Requirement 1:
Format the records from the line with "map-area[interactable] xyxy=(521,495,577,555)" to the line with "histogram-bar[interactable] xyxy=(1069,108,1077,131)" as a numbered list, including both of those lines and omitting any blank lines.
-- START Text segment --
Registration: Employers must enroll in the Social Security Bank prior to initiating activities. Employers that are obligated to withhold income tax must file a unified registration form to register with both BPS and the General Directorate of Taxation. Employers that are exempt from income tax withholding must only register with the BPS. Construction companies must register separately, registering each construction project.
Employers must enroll in Remote Connection (Conexion Remota) by filing a Request for Remote Connection Membership on the BPS website.
All employers must register employees with the Social Security Bank using the Form Gestion de Afiliaciones. The form may be presented through the BPS website, by email, fax, in person, or by mail. The deadline to register employees with BPS varies as follows:
- employees working in industry, commerce, and domestic service; 10 days before their hire date;
- employees working as bakers, stable laborers, fisheries staffers, and catering workers; within 24 hours after earning income, or until 12 hours after the employees’ hire dates;
- employees working in rural jobs; within 72 hours of employees’ hire dates;
- employees working in construction; 48 hours before a employees’ hire dates.
Employers must enroll employees in workers compensation insurance with the BSE. To enroll, employers must file Form 1990 with the BSE prior to the hire of new employees.
Taxable Amounts: All nominal salaries, payments in kind, private retirement funds, aguinaldo (annual bonus) payments, and other forms of remuneration are subject to tax.
Returns and Remittance: Social Security payments and returns must be made monthly (quarterly for employees working in construction) to the Social Security Bank. Exact due dates vary by month and are posted on the Social Security Bank website. Employers generally file returns first and, upon receiving the returns, the Social Security Bank will issue employers with invoices detailing required contributions.
Employers must notify the Social Security Bank within five business days after the termination of every employee. Additionally, employers must notify the Social Security Bank of employment modifications by the 10th business day of the following month.
-- END Text segment --
-- START Dataset rows --
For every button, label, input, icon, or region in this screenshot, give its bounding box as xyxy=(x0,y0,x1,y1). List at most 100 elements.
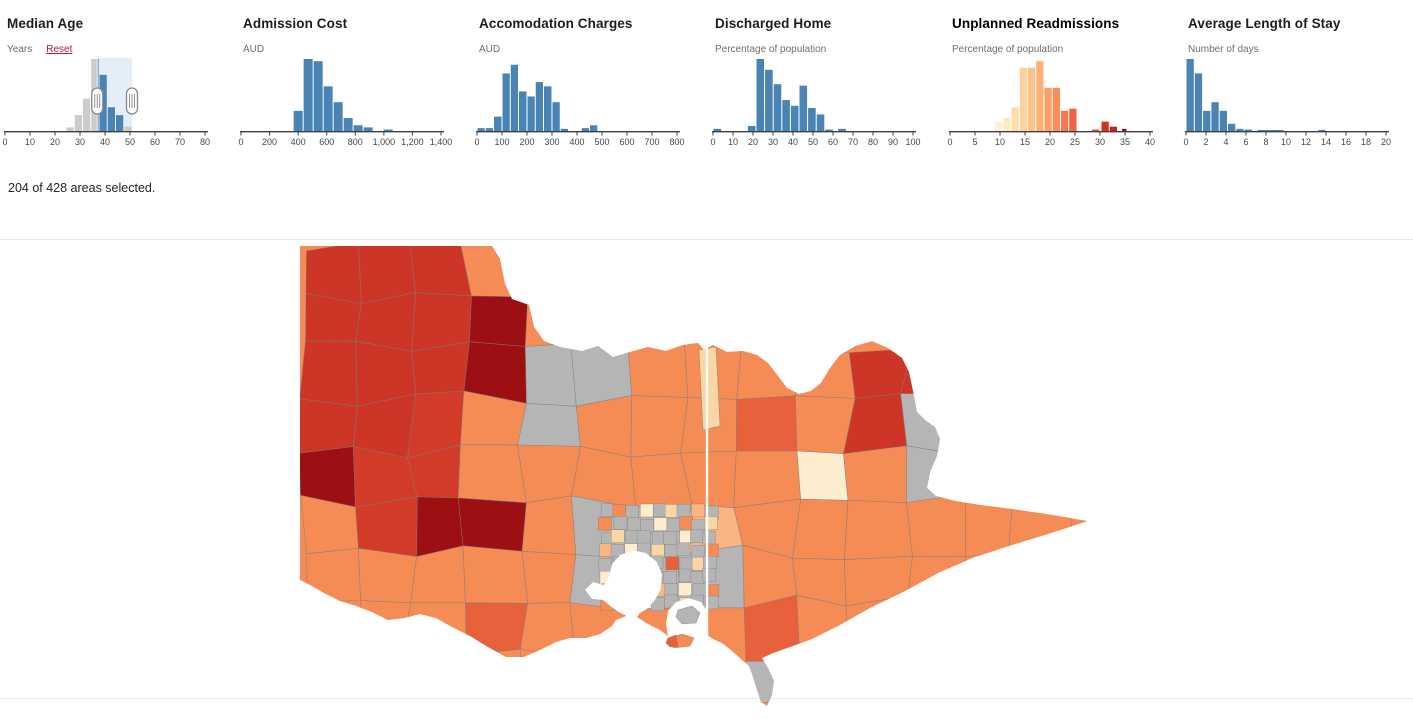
map-area[interactable] xyxy=(521,495,577,555)
map-metro-area[interactable] xyxy=(624,595,639,609)
map-metro-area[interactable] xyxy=(703,556,717,570)
map-metro-area[interactable] xyxy=(704,595,719,610)
histogram-bar[interactable] xyxy=(333,102,343,131)
map-metro-area[interactable] xyxy=(614,580,629,595)
map-metro-area[interactable] xyxy=(679,516,693,530)
map-metro-area[interactable] xyxy=(599,543,613,557)
map-area[interactable] xyxy=(525,343,577,407)
histogram-bar[interactable] xyxy=(1061,110,1069,131)
map-metro-area[interactable] xyxy=(691,545,705,559)
histogram-bar[interactable] xyxy=(1219,110,1227,131)
histogram-bar[interactable] xyxy=(1069,108,1077,131)
histogram-bar[interactable] xyxy=(1228,123,1236,131)
map-metro-area[interactable] xyxy=(600,503,615,517)
histogram-bar[interactable] xyxy=(1257,130,1284,131)
histogram-bar[interactable] xyxy=(1003,118,1011,131)
histogram-plot-average-length-of-stay[interactable]: 0 2 4 6 8 10 12 14 16 18 20 xyxy=(1181,56,1393,152)
histogram-bar[interactable] xyxy=(773,84,782,131)
map-metro-area[interactable] xyxy=(612,504,626,518)
map-metro-area[interactable] xyxy=(690,529,704,543)
map-area[interactable] xyxy=(358,240,416,304)
histogram-bar[interactable] xyxy=(83,98,91,131)
histogram-bar[interactable] xyxy=(494,116,502,131)
histogram-bar[interactable] xyxy=(1236,128,1244,131)
histogram-bar[interactable] xyxy=(1044,87,1052,131)
map-area[interactable] xyxy=(462,545,528,604)
map-metro-area[interactable] xyxy=(664,594,678,609)
map-metro-area[interactable] xyxy=(611,570,625,584)
map-area[interactable] xyxy=(517,444,581,504)
map-area[interactable] xyxy=(906,493,967,557)
histogram-bar[interactable] xyxy=(1101,121,1109,131)
histogram-bar[interactable] xyxy=(799,85,808,131)
map-metro-area[interactable] xyxy=(638,595,652,609)
map-area[interactable] xyxy=(736,395,798,452)
map-metro-area[interactable] xyxy=(649,555,664,570)
map-metro-area[interactable] xyxy=(624,569,638,583)
map-metro-area[interactable] xyxy=(653,583,667,597)
map-metro-area[interactable] xyxy=(624,530,639,544)
histogram-bar[interactable] xyxy=(552,102,560,131)
histogram-bar[interactable] xyxy=(995,121,1003,131)
histogram-bar[interactable] xyxy=(485,128,493,131)
brush-handle-right[interactable] xyxy=(125,87,139,115)
map-area[interactable] xyxy=(525,293,572,347)
map-metro-area[interactable] xyxy=(666,518,681,532)
map-metro-area[interactable] xyxy=(664,504,679,518)
map-metro-area[interactable] xyxy=(639,583,654,597)
map-metro-area[interactable] xyxy=(691,503,705,518)
histogram-bar[interactable] xyxy=(590,125,598,131)
map-metro-area[interactable] xyxy=(690,571,705,585)
histogram-bar[interactable] xyxy=(116,115,124,131)
map-area[interactable] xyxy=(733,661,801,706)
map-metro-area[interactable] xyxy=(636,530,651,544)
histogram-bar[interactable] xyxy=(124,126,132,131)
map-metro-area[interactable] xyxy=(678,568,693,583)
histogram-bar[interactable] xyxy=(510,64,518,131)
histogram-bar[interactable] xyxy=(1011,107,1019,131)
histogram-bar[interactable] xyxy=(747,125,756,131)
map-metro-area[interactable] xyxy=(637,542,651,557)
map-area[interactable] xyxy=(906,445,967,503)
histogram-bar[interactable] xyxy=(383,129,393,131)
map-metro-area[interactable] xyxy=(601,583,616,597)
histogram-bar[interactable] xyxy=(756,59,765,131)
histogram-plot-median-age[interactable]: 0 10 20 30 40 50 60 70 80 xyxy=(0,56,212,152)
map-metro-area[interactable] xyxy=(614,596,629,611)
map-metro-area[interactable] xyxy=(640,503,654,518)
map-area[interactable] xyxy=(515,240,580,298)
histogram-bar[interactable] xyxy=(816,114,825,131)
histogram-bar[interactable] xyxy=(1028,67,1036,131)
map-metro-area[interactable] xyxy=(613,556,627,570)
histogram-bar[interactable] xyxy=(782,100,790,131)
histogram-bar[interactable] xyxy=(502,73,510,131)
map-metro-area[interactable] xyxy=(651,543,665,558)
map-metro-area[interactable] xyxy=(627,517,641,531)
map-area[interactable] xyxy=(517,403,581,447)
histogram-bar[interactable] xyxy=(303,59,313,131)
map-metro-area[interactable] xyxy=(664,583,679,597)
map-area[interactable] xyxy=(570,343,633,407)
map-area[interactable] xyxy=(569,602,626,660)
histogram-plot-admission-cost[interactable]: 0 200 400 600 800 1,000 1,200 1,400 xyxy=(236,56,452,152)
map-metro-area[interactable] xyxy=(663,531,677,545)
histogram-bar[interactable] xyxy=(560,128,568,131)
map-metro-area[interactable] xyxy=(702,530,716,545)
map-metro-area[interactable] xyxy=(625,556,640,571)
histogram-bar[interactable] xyxy=(323,86,333,131)
map-metro-area[interactable] xyxy=(678,582,692,597)
map-area[interactable] xyxy=(792,498,849,560)
map-metro-area[interactable] xyxy=(702,568,717,582)
map-area[interactable] xyxy=(355,496,418,557)
map-area[interactable] xyxy=(360,600,412,657)
map-metro-area[interactable] xyxy=(610,544,625,558)
map-area[interactable] xyxy=(627,342,689,398)
map-metro-area[interactable] xyxy=(653,517,668,531)
histogram-bar[interactable] xyxy=(765,69,773,131)
map-area[interactable] xyxy=(300,340,358,407)
map-metro-area[interactable] xyxy=(600,597,614,611)
reset-filter-link[interactable]: Reset xyxy=(46,44,73,55)
map-area[interactable] xyxy=(358,547,418,604)
histogram-bar[interactable] xyxy=(1203,110,1211,131)
map-area-french-island[interactable] xyxy=(675,605,701,625)
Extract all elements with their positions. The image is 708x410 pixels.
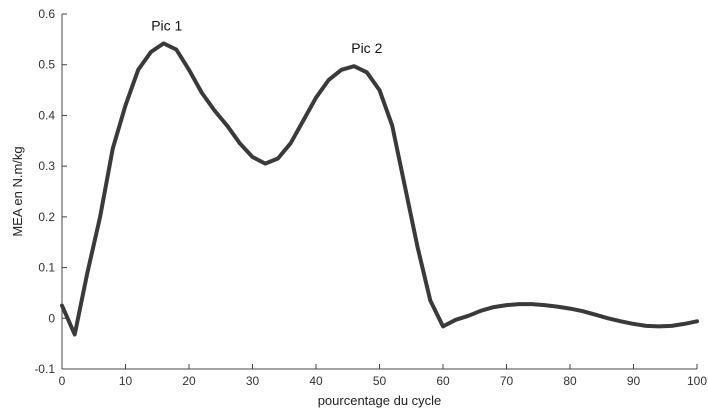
annotation-pic-1: Pic 1 xyxy=(151,17,182,33)
x-axis-label: pourcentage du cycle xyxy=(318,393,442,408)
x-tick-label: 60 xyxy=(436,374,450,388)
annotation-pic-2: Pic 2 xyxy=(351,40,382,56)
x-tick-label: 70 xyxy=(500,374,514,388)
x-ticks: 0 10 20 30 40 50 60 70 80 90 100 xyxy=(59,364,707,388)
x-tick-label: 40 xyxy=(309,374,323,388)
annotations: Pic 1 Pic 2 xyxy=(151,17,382,56)
x-tick-label: 90 xyxy=(627,374,641,388)
x-tick-label: 0 xyxy=(59,374,66,388)
y-tick-label: 0.2 xyxy=(38,210,55,224)
y-tick-label: 0.1 xyxy=(38,261,55,275)
series-group xyxy=(60,41,699,337)
y-tick-label: 0.3 xyxy=(38,159,55,173)
y-ticks: -0.1 0 0.1 0.2 0.3 0.4 0.5 0.6 xyxy=(34,7,67,376)
y-tick-label: 0.6 xyxy=(38,7,55,21)
series-line xyxy=(60,41,699,337)
x-tick-label: 100 xyxy=(687,374,707,388)
y-tick-label: -0.1 xyxy=(34,362,55,376)
x-tick-label: 20 xyxy=(182,374,196,388)
x-tick-label: 10 xyxy=(119,374,133,388)
y-tick-label: 0 xyxy=(48,311,55,325)
x-tick-label: 80 xyxy=(563,374,577,388)
x-tick-label: 30 xyxy=(246,374,260,388)
y-tick-label: 0.5 xyxy=(38,58,55,72)
x-tick-label: 50 xyxy=(373,374,387,388)
y-axis-label: MEA en N.m/kg xyxy=(10,146,25,236)
y-tick-label: 0.4 xyxy=(38,108,55,122)
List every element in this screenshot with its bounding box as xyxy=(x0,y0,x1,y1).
-- END Dataset rows --
Requirement 2:
Answer these questions using the text on employer registration and payroll duties:
(a) Which form must employers file with the BSE before new employees are hired?
(b) How often must Social Security payments and returns be made for employees working in construction?
(c) Within how many business days after an employee's termination must employers notify the Social Security Bank?

Task response 1:
1. map-area[interactable] xyxy=(521,495,577,555)
2. map-metro-area[interactable] xyxy=(624,595,639,609)
3. map-metro-area[interactable] xyxy=(703,556,717,570)
4. map-metro-area[interactable] xyxy=(704,595,719,610)
5. histogram-bar[interactable] xyxy=(333,102,343,131)
6. map-metro-area[interactable] xyxy=(614,580,629,595)
7. map-metro-area[interactable] xyxy=(679,516,693,530)
8. map-metro-area[interactable] xyxy=(599,543,613,557)
9. map-area[interactable] xyxy=(525,343,577,407)
10. histogram-bar[interactable] xyxy=(1061,110,1069,131)
11. map-metro-area[interactable] xyxy=(691,545,705,559)
12. histogram-bar[interactable] xyxy=(1219,110,1227,131)
13. histogram-bar[interactable] xyxy=(1069,108,1077,131)

Task response 2:
(a) Form 1990
(b) Quarterly
(c) Within five business days